(Rows from a layout dataset)
-- start --
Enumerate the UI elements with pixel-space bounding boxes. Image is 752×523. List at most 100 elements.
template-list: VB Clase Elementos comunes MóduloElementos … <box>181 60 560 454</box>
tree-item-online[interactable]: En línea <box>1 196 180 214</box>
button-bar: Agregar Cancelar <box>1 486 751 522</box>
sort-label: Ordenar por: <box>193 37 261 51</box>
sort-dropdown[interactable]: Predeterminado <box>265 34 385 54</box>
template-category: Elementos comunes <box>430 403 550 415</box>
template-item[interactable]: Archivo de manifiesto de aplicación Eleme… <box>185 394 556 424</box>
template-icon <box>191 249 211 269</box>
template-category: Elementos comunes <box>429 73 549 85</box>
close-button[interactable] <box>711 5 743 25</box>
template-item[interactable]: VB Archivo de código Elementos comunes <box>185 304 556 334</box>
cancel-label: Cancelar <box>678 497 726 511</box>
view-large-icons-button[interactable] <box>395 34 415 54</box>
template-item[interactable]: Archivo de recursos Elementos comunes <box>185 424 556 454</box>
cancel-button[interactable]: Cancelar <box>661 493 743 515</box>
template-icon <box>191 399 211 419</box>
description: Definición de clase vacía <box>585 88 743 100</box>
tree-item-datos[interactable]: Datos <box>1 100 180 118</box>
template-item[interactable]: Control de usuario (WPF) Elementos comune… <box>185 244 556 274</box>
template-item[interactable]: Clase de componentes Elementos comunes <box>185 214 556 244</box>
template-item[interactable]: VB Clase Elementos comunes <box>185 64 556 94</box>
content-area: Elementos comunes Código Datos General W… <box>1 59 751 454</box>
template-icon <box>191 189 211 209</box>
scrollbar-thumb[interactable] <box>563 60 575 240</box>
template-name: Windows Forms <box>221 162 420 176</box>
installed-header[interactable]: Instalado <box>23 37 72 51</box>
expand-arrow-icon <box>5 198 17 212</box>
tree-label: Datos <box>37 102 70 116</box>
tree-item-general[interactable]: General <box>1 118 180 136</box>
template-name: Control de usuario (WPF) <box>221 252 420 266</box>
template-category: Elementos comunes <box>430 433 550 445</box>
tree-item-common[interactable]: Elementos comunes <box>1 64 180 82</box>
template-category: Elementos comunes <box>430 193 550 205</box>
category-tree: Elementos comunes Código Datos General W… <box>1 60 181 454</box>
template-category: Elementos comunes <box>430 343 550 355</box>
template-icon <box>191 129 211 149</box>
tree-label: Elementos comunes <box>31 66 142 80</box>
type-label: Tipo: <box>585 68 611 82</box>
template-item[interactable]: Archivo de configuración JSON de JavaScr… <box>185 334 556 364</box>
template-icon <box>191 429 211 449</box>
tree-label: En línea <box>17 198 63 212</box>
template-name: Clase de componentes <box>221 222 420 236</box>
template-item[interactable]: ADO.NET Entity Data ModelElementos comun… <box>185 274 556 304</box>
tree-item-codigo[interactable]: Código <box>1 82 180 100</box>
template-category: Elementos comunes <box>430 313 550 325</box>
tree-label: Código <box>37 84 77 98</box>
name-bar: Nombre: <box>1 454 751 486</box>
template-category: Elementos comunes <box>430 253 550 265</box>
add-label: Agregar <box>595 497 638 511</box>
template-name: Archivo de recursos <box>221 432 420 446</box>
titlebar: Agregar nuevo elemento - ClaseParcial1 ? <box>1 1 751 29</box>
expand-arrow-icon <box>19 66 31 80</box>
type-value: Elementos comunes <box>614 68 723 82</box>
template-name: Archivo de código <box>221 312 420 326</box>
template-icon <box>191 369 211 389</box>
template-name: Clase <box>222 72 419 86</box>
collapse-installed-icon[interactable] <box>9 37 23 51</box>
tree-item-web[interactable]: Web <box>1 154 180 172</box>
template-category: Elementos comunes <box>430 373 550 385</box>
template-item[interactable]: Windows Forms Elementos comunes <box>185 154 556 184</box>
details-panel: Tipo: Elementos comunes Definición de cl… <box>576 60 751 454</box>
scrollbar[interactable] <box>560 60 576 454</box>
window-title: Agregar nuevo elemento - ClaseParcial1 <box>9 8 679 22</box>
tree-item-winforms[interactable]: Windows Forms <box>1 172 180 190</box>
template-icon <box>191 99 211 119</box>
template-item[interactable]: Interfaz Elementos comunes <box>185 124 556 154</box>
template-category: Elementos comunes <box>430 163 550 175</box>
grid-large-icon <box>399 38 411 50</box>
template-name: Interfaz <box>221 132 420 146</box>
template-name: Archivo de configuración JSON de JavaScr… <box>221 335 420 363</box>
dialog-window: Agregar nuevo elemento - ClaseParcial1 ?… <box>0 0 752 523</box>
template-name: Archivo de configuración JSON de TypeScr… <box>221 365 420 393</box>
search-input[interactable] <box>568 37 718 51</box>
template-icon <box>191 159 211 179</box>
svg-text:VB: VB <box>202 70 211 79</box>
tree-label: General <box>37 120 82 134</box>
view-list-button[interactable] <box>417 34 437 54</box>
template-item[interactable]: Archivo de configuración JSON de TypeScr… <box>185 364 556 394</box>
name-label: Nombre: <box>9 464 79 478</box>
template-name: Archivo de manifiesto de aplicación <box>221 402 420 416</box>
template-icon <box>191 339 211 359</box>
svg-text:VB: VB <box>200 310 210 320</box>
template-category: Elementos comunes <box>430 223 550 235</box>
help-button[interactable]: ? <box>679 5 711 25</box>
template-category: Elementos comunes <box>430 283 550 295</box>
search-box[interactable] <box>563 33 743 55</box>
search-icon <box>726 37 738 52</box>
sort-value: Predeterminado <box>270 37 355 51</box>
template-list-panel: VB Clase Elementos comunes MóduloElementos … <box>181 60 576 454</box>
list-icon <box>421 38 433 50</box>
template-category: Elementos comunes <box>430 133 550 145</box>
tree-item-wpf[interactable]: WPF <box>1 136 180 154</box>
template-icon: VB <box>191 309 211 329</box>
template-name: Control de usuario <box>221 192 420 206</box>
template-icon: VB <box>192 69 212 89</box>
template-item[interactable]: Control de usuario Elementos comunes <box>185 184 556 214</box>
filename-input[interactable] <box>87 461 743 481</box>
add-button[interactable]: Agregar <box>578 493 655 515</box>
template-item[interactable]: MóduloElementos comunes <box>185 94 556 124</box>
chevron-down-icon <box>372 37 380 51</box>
-- end --
Short exercise
Rewrite every line of the data above as a numbered list, leaving out any blank lines.

Result
1. Enumerate the UI elements with pixel-space bounding boxes. Image is 752×523. List at most 100 elements.
2. template-list: VB Clase Elementos comunes MóduloElementos … <box>181 60 560 454</box>
3. tree-item-online[interactable]: En línea <box>1 196 180 214</box>
4. button-bar: Agregar Cancelar <box>1 486 751 522</box>
5. sort-label: Ordenar por: <box>193 37 261 51</box>
6. sort-dropdown[interactable]: Predeterminado <box>265 34 385 54</box>
7. template-category: Elementos comunes <box>430 403 550 415</box>
8. template-item[interactable]: Archivo de manifiesto de aplicación Eleme… <box>185 394 556 424</box>
9. template-icon <box>191 249 211 269</box>
10. template-category: Elementos comunes <box>429 73 549 85</box>
11. close-button[interactable] <box>711 5 743 25</box>
12. template-item[interactable]: VB Archivo de código Elementos comunes <box>185 304 556 334</box>
13. cancel-label: Cancelar <box>678 497 726 511</box>
14. view-large-icons-button[interactable] <box>395 34 415 54</box>
15. template-item[interactable]: Archivo de recursos Elementos comunes <box>185 424 556 454</box>
16. cancel-button[interactable]: Cancelar <box>661 493 743 515</box>
17. template-icon <box>191 399 211 419</box>
18. description: Definición de clase vacía <box>585 88 743 100</box>
19. tree-item-datos[interactable]: Datos <box>1 100 180 118</box>
20. template-item[interactable]: Control de usuario (WPF) Elementos comune… <box>185 244 556 274</box>
21. template-item[interactable]: Clase de componentes Elementos comunes <box>185 214 556 244</box>
22. template-item[interactable]: VB Clase Elementos comunes <box>185 64 556 94</box>
23. content-area: Elementos comunes Código Datos General W… <box>1 59 751 454</box>
24. template-icon <box>191 189 211 209</box>
25. scrollbar-thumb[interactable] <box>563 60 575 240</box>
26. template-name: Windows Forms <box>221 162 420 176</box>
27. installed-header[interactable]: Instalado <box>23 37 72 51</box>
28. expand-arrow-icon <box>5 198 17 212</box>
29. tree-label: Datos <box>37 102 70 116</box>
30. tree-item-general[interactable]: General <box>1 118 180 136</box>
31. template-name: Control de usuario (WPF) <box>221 252 420 266</box>
32. template-category: Elementos comunes <box>430 433 550 445</box>
33. tree-item-common[interactable]: Elementos comunes <box>1 64 180 82</box>
34. template-category: Elementos comunes <box>430 193 550 205</box>
35. category-tree: Elementos comunes Código Datos General W… <box>1 60 181 454</box>
36. template-category: Elementos comunes <box>430 343 550 355</box>
37. template-icon <box>191 129 211 149</box>
38. tree-label: Elementos comunes <box>31 66 142 80</box>
39. type-label: Tipo: <box>585 68 611 82</box>
40. template-item[interactable]: Archivo de configuración JSON de JavaScr… <box>185 334 556 364</box>
41. template-icon <box>191 429 211 449</box>
42. tree-label: En línea <box>17 198 63 212</box>
43. template-name: Clase de componentes <box>221 222 420 236</box>
44. template-item[interactable]: ADO.NET Entity Data ModelElementos comun… <box>185 274 556 304</box>
45. tree-item-codigo[interactable]: Código <box>1 82 180 100</box>
46. template-category: Elementos comunes <box>430 313 550 325</box>
47. tree-label: Código <box>37 84 77 98</box>
48. name-bar: Nombre: <box>1 454 751 486</box>
49. template-category: Elementos comunes <box>430 253 550 265</box>
50. add-label: Agregar <box>595 497 638 511</box>
51. template-name: Archivo de recursos <box>221 432 420 446</box>
52. titlebar: Agregar nuevo elemento - ClaseParcial1 ? <box>1 1 751 29</box>
53. expand-arrow-icon <box>19 66 31 80</box>
54. type-value: Elementos comunes <box>614 68 723 82</box>
55. template-name: Archivo de código <box>221 312 420 326</box>
56. template-icon <box>191 369 211 389</box>
57. template-name: Clase <box>222 72 419 86</box>
58. collapse-installed-icon[interactable] <box>9 37 23 51</box>
59. tree-item-web[interactable]: Web <box>1 154 180 172</box>
60. template-category: Elementos comunes <box>430 373 550 385</box>
61. template-item[interactable]: Windows Forms Elementos comunes <box>185 154 556 184</box>
62. details-panel: Tipo: Elementos comunes Definición de cl… <box>576 60 751 454</box>
63. scrollbar[interactable] <box>560 60 576 454</box>
64. window-title: Agregar nuevo elemento - ClaseParcial1 <box>9 8 679 22</box>
65. tree-item-winforms[interactable]: Windows Forms <box>1 172 180 190</box>
66. template-icon <box>191 99 211 119</box>
67. template-item[interactable]: Interfaz Elementos comunes <box>185 124 556 154</box>
68. template-category: Elementos comunes <box>430 163 550 175</box>
69. grid-large-icon <box>399 38 411 50</box>
70. template-name: Interfaz <box>221 132 420 146</box>
71. template-name: Archivo de configuración JSON de JavaScr… <box>221 335 420 363</box>
72. dialog-window: Agregar nuevo elemento - ClaseParcial1 ?… <box>0 0 752 523</box>
73. template-name: Archivo de configuración JSON de TypeScr… <box>221 365 420 393</box>
74. search-input[interactable] <box>568 37 718 51</box>
75. template-icon <box>191 159 211 179</box>
76. svg-text:VB: VB <box>202 70 211 79</box>
77. tree-label: General <box>37 120 82 134</box>
78. view-list-button[interactable] <box>417 34 437 54</box>
79. template-item[interactable]: Archivo de configuración JSON de TypeScr… <box>185 364 556 394</box>
80. name-label: Nombre: <box>9 464 79 478</box>
81. template-name: Archivo de manifiesto de aplicación <box>221 402 420 416</box>
82. template-icon <box>191 339 211 359</box>
83. svg-text:VB: VB <box>200 310 210 320</box>
84. template-category: Elementos comunes <box>430 223 550 235</box>
85. help-button[interactable]: ? <box>679 5 711 25</box>
86. template-category: Elementos comunes <box>430 283 550 295</box>
87. search-box[interactable] <box>563 33 743 55</box>
88. search-icon <box>726 37 738 52</box>
89. sort-value: Predeterminado <box>270 37 355 51</box>
90. template-list-panel: VB Clase Elementos comunes MóduloElementos … <box>181 60 576 454</box>
91. list-icon <box>421 38 433 50</box>
92. template-category: Elementos comunes <box>430 133 550 145</box>
93. tree-item-wpf[interactable]: WPF <box>1 136 180 154</box>
94. template-icon: VB <box>191 309 211 329</box>
95. template-name: Control de usuario <box>221 192 420 206</box>
96. template-icon: VB <box>192 69 212 89</box>
97. template-item[interactable]: Control de usuario Elementos comunes <box>185 184 556 214</box>
98. filename-input[interactable] <box>87 461 743 481</box>
99. add-button[interactable]: Agregar <box>578 493 655 515</box>
100. template-item[interactable]: MóduloElementos comunes <box>185 94 556 124</box>
101. chevron-down-icon <box>372 37 380 51</box>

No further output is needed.